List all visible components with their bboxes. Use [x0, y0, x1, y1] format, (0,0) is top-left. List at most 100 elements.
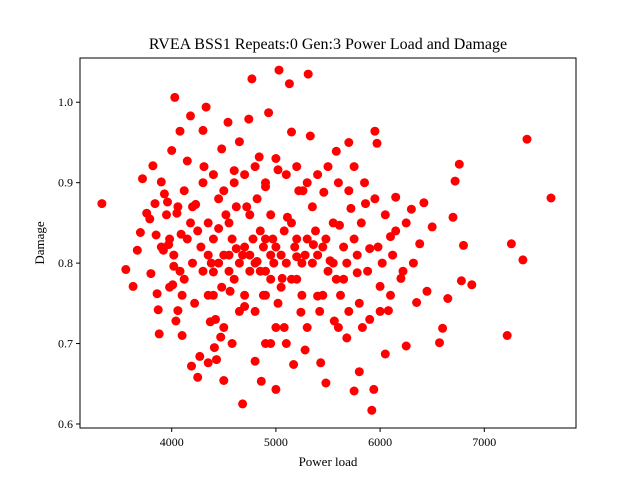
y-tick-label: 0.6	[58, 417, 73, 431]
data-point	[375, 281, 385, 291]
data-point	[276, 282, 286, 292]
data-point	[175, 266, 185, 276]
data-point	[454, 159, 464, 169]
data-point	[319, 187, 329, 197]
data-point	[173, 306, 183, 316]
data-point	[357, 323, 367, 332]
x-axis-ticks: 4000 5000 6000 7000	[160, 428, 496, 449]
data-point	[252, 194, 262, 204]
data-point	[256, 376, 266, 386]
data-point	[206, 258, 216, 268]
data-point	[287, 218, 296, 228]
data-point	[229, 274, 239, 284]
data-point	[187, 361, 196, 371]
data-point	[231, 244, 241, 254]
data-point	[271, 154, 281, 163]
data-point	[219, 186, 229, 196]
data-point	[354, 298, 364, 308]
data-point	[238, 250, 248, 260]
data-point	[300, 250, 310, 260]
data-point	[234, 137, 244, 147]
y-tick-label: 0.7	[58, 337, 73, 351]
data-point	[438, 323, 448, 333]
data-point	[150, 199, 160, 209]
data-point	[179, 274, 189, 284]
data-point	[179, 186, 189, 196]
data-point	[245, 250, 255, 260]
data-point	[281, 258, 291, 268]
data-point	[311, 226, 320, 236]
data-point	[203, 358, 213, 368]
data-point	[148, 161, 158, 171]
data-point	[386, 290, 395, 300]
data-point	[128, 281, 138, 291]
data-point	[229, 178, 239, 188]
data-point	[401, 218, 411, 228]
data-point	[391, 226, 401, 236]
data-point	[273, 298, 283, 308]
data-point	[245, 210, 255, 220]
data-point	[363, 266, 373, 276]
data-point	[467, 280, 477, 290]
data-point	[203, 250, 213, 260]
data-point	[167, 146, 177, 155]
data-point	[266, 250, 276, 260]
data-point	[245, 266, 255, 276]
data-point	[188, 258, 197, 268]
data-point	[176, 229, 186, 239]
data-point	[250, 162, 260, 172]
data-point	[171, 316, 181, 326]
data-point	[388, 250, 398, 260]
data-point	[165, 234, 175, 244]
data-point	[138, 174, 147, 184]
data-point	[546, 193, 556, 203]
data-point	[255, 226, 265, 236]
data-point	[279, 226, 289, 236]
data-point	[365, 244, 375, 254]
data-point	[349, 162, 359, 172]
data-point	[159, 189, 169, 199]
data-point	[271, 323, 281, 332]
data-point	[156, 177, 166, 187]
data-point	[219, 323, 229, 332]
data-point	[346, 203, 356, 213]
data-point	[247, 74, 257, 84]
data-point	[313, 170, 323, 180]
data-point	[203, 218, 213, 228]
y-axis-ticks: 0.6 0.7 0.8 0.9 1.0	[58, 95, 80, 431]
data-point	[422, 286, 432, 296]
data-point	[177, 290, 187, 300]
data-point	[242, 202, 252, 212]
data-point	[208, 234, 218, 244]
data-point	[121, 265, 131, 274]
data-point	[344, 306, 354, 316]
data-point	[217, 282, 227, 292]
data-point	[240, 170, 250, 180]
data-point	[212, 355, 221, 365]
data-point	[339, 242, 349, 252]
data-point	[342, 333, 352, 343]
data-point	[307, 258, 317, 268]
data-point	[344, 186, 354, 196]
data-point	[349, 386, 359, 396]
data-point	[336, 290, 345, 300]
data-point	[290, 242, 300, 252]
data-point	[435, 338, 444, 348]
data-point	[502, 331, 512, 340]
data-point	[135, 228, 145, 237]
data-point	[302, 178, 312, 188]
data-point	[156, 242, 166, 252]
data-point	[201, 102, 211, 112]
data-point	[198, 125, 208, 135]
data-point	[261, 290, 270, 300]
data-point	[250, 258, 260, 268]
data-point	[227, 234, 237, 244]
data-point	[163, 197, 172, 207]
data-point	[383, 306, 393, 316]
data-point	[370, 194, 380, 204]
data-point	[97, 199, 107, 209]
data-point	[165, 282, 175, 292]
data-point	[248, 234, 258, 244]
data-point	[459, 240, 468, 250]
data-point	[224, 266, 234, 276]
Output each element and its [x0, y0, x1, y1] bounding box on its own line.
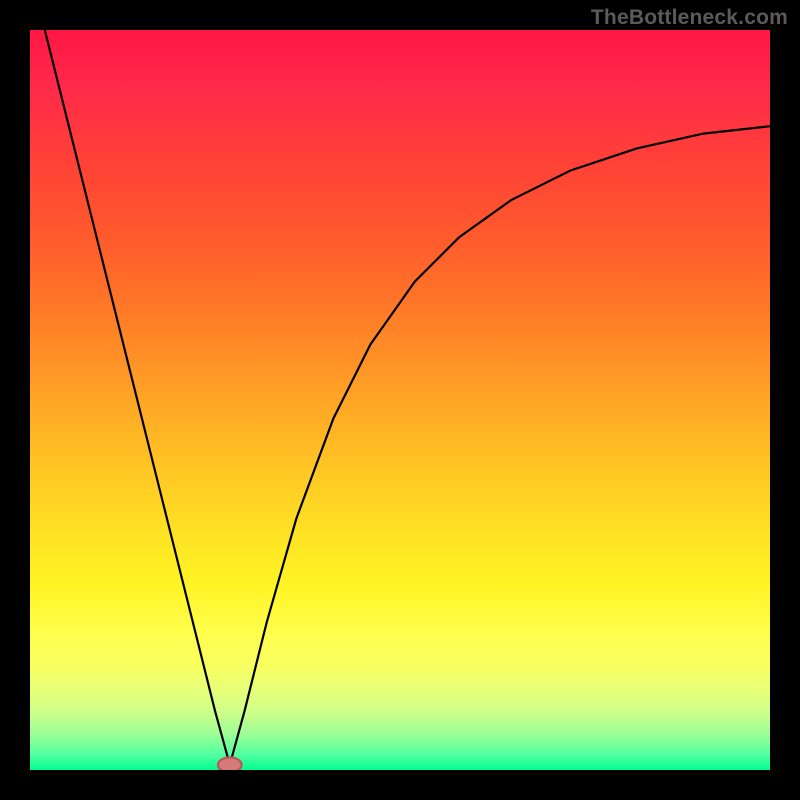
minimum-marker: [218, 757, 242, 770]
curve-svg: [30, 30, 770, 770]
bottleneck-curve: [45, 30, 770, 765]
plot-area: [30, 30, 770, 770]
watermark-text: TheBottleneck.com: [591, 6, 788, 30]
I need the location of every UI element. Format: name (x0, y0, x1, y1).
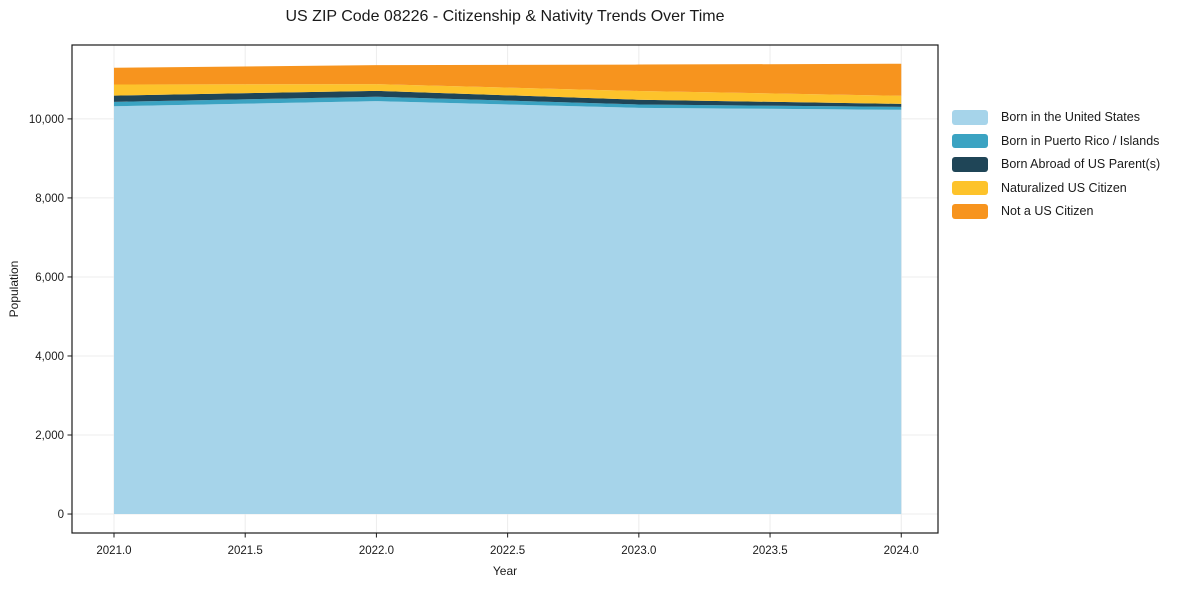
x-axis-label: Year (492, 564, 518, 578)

-*-*-

Problem to work on: Starting at the line that contains "minimum-marker: [218, 757, 242, 770]" and ending at the last line of the rows, render those lines as a Markdown table with the columns Index and Row text, numbering each line and skipping blank lines. Leave the pictures out of the table.

Task output:
| Index | Row text |
|---|---|
| 1 | minimum-marker: [218, 757, 242, 770] |
| 2 | curve-svg: [30, 30, 770, 770] |
| 3 | bottleneck-curve: [45, 30, 770, 765] |
| 4 | plot-area: [30, 30, 770, 770] |
| 5 | watermark-text: TheBottleneck.com: [591, 6, 788, 30] |
| 6 | I need the location of every UI element. Format: name (x0, y0, x1, y1). |
| 7 | x-axis-label: Year (492, 564, 518, 578) |